[Rows from a dataset]

>> start

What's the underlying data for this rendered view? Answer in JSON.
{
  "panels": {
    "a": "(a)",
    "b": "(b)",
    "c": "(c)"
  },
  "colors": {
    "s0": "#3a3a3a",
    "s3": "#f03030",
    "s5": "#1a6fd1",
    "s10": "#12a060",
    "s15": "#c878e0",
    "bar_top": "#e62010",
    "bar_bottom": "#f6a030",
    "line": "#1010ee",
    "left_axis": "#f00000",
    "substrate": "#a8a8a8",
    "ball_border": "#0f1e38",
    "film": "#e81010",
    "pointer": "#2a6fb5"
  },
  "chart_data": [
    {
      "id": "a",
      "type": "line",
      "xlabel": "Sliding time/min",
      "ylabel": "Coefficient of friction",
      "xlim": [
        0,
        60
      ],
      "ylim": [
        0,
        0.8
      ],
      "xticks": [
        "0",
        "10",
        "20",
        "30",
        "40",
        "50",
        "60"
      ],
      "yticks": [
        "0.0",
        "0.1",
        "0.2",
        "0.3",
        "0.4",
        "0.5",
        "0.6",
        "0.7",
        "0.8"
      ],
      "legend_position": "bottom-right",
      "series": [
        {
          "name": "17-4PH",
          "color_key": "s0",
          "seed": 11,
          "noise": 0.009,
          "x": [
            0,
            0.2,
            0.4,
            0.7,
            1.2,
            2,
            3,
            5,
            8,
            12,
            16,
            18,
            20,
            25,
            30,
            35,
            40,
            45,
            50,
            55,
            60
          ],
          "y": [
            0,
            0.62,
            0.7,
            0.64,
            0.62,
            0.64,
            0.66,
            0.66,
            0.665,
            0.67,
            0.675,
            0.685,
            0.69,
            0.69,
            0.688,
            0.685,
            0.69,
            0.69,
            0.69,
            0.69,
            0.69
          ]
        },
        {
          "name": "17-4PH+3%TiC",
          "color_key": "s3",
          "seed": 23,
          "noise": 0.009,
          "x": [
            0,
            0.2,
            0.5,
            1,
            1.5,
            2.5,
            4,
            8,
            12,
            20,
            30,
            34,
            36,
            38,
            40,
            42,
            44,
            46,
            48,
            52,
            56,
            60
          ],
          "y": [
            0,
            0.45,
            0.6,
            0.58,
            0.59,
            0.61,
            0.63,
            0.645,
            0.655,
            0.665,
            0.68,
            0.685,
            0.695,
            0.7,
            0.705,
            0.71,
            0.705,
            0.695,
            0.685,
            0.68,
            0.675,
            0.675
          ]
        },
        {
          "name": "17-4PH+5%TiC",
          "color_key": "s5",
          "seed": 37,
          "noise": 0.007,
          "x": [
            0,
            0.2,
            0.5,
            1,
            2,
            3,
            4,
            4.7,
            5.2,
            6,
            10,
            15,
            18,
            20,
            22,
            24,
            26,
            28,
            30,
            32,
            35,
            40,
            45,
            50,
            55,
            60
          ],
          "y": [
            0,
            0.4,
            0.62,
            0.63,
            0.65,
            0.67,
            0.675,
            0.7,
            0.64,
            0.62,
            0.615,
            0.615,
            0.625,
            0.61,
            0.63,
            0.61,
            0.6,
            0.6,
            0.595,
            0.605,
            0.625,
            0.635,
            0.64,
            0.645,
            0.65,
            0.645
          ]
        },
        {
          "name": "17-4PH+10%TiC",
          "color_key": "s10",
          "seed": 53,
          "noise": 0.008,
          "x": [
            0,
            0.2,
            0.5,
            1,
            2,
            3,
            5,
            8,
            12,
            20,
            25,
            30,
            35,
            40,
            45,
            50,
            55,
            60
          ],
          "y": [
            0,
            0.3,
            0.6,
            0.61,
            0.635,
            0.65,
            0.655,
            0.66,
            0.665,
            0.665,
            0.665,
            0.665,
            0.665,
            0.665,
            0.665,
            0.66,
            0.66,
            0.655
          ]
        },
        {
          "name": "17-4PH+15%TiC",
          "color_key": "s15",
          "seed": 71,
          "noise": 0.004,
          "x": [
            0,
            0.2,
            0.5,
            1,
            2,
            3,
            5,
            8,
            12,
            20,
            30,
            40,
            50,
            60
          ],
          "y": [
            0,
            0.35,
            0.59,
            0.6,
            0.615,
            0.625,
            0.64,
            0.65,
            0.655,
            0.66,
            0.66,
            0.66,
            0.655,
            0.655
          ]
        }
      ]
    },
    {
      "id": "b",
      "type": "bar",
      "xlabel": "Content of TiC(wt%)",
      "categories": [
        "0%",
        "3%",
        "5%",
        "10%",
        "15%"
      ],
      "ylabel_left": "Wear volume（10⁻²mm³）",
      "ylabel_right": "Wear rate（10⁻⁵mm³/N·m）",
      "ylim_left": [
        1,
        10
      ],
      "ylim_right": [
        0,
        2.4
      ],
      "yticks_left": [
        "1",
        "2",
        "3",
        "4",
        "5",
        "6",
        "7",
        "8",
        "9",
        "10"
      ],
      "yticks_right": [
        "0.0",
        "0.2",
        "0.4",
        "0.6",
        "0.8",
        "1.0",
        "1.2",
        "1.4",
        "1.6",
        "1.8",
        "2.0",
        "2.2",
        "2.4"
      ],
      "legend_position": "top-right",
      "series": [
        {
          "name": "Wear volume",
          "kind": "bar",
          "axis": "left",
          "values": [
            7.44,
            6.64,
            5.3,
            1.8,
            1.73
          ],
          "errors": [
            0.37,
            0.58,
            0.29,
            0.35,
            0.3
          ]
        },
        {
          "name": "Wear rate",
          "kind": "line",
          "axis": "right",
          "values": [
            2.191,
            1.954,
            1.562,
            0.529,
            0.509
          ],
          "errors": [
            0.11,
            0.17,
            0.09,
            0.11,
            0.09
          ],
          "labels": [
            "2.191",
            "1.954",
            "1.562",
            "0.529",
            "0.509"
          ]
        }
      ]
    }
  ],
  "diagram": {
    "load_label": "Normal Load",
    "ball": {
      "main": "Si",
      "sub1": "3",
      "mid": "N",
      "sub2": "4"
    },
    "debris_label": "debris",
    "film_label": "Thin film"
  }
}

>> end

_SET PROBLEM_
Write out every record shown above, word for word.

_PROBLEM SOLUTION_
What's the underlying data for this rendered view? Answer in JSON.
{
  "panels": {
    "a": "(a)",
    "b": "(b)",
    "c": "(c)"
  },
  "colors": {
    "s0": "#3a3a3a",
    "s3": "#f03030",
    "s5": "#1a6fd1",
    "s10": "#12a060",
    "s15": "#c878e0",
    "bar_top": "#e62010",
    "bar_bottom": "#f6a030",
    "line": "#1010ee",
    "left_axis": "#f00000",
    "substrate": "#a8a8a8",
    "ball_border": "#0f1e38",
    "film": "#e81010",
    "pointer": "#2a6fb5"
  },
  "chart_data": [
    {
      "id": "a",
      "type": "line",
      "xlabel": "Sliding time/min",
      "ylabel": "Coefficient of friction",
      "xlim": [
        0,
        60
      ],
      "ylim": [
        0,
        0.8
      ],
      "xticks": [
        "0",
        "10",
        "20",
        "30",
        "40",
        "50",
        "60"
      ],
      "yticks": [
        "0.0",
        "0.1",
        "0.2",
        "0.3",
        "0.4",
        "0.5",
        "0.6",
        "0.7",
        "0.8"
      ],
      "legend_position": "bottom-right",
      "series": [
        {
          "name": "17-4PH",
          "color_key": "s0",
          "seed": 11,
          "noise": 0.009,
          "x": [
            0,
            0.2,
            0.4,
            0.7,
            1.2,
            2,
            3,
            5,
            8,
            12,
            16,
            18,
            20,
            25,
            30,
            35,
            40,
            45,
            50,
            55,
            60
          ],
          "y": [
            0,
            0.62,
            0.7,
            0.64,
            0.62,
            0.64,
            0.66,
            0.66,
            0.665,
            0.67,
            0.675,
            0.685,
            0.69,
            0.69,
            0.688,
            0.685,
            0.69,
            0.69,
            0.69,
            0.69,
            0.69
          ]
        },
        {
          "name": "17-4PH+3%TiC",
          "color_key": "s3",
          "seed": 23,
          "noise": 0.009,
          "x": [
            0,
            0.2,
            0.5,
            1,
            1.5,
            2.5,
            4,
            8,
            12,
            20,
            30,
            34,
            36,
            38,
            40,
            42,
            44,
            46,
            48,
            52,
            56,
            60
          ],
          "y": [
            0,
            0.45,
            0.6,
            0.58,
            0.59,
            0.61,
            0.63,
            0.645,
            0.655,
            0.665,
            0.68,
            0.685,
            0.695,
            0.7,
            0.705,
            0.71,
            0.705,
            0.695,
            0.685,
            0.68,
            0.675,
            0.675
          ]
        },
        {
          "name": "17-4PH+5%TiC",
          "color_key": "s5",
          "seed": 37,
          "noise": 0.007,
          "x": [
            0,
            0.2,
            0.5,
            1,
            2,
            3,
            4,
            4.7,
            5.2,
            6,
            10,
            15,
            18,
            20,
            22,
            24,
            26,
            28,
            30,
            32,
            35,
            40,
            45,
            50,
            55,
            60
          ],
          "y": [
            0,
            0.4,
            0.62,
            0.63,
            0.65,
            0.67,
            0.675,
            0.7,
            0.64,
            0.62,
            0.615,
            0.615,
            0.625,
            0.61,
            0.63,
            0.61,
            0.6,
            0.6,
            0.595,
            0.605,
            0.625,
            0.635,
            0.64,
            0.645,
            0.65,
            0.645
          ]
        },
        {
          "name": "17-4PH+10%TiC",
          "color_key": "s10",
          "seed": 53,
          "noise": 0.008,
          "x": [
            0,
            0.2,
            0.5,
            1,
            2,
            3,
            5,
            8,
            12,
            20,
            25,
            30,
            35,
            40,
            45,
            50,
            55,
            60
          ],
          "y": [
            0,
            0.3,
            0.6,
            0.61,
            0.635,
            0.65,
            0.655,
            0.66,
            0.665,
            0.665,
            0.665,
            0.665,
            0.665,
            0.665,
            0.665,
            0.66,
            0.66,
            0.655
          ]
        },
        {
          "name": "17-4PH+15%TiC",
          "color_key": "s15",
          "seed": 71,
          "noise": 0.004,
          "x": [
            0,
            0.2,
            0.5,
            1,
            2,
            3,
            5,
            8,
            12,
            20,
            30,
            40,
            50,
            60
          ],
          "y": [
            0,
            0.35,
            0.59,
            0.6,
            0.615,
            0.625,
            0.64,
            0.65,
            0.655,
            0.66,
            0.66,
            0.66,
            0.655,
            0.655
          ]
        }
      ]
    },
    {
      "id": "b",
      "type": "bar",
      "xlabel": "Content of TiC(wt%)",
      "categories": [
        "0%",
        "3%",
        "5%",
        "10%",
        "15%"
      ],
      "ylabel_left": "Wear volume（10⁻²mm³）",
      "ylabel_right": "Wear rate（10⁻⁵mm³/N·m）",
      "ylim_left": [
        1,
        10
      ],
      "ylim_right": [
        0,
        2.4
      ],
      "yticks_left": [
        "1",
        "2",
        "3",
        "4",
        "5",
        "6",
        "7",
        "8",
        "9",
        "10"
      ],
      "yticks_right": [
        "0.0",
        "0.2",
        "0.4",
        "0.6",
        "0.8",
        "1.0",
        "1.2",
        "1.4",
        "1.6",
        "1.8",
        "2.0",
        "2.2",
        "2.4"
      ],
      "legend_position": "top-right",
      "series": [
        {
          "name": "Wear volume",
          "kind": "bar",
          "axis": "left",
          "values": [
            7.44,
            6.64,
            5.3,
            1.8,
            1.73
          ],
          "errors": [
            0.37,
            0.58,
            0.29,
            0.35,
            0.3
          ]
        },
        {
          "name": "Wear rate",
          "kind": "line",
          "axis": "right",
          "values": [
            2.191,
            1.954,
            1.562,
            0.529,
            0.509
          ],
          "errors": [
            0.11,
            0.17,
            0.09,
            0.11,
            0.09
          ],
          "labels": [
            "2.191",
            "1.954",
            "1.562",
            "0.529",
            "0.509"
          ]
        }
      ]
    }
  ],
  "diagram": {
    "load_label": "Normal Load",
    "ball": {
      "main": "Si",
      "sub1": "3",
      "mid": "N",
      "sub2": "4"
    },
    "debris_label": "debris",
    "film_label": "Thin film"
  }
}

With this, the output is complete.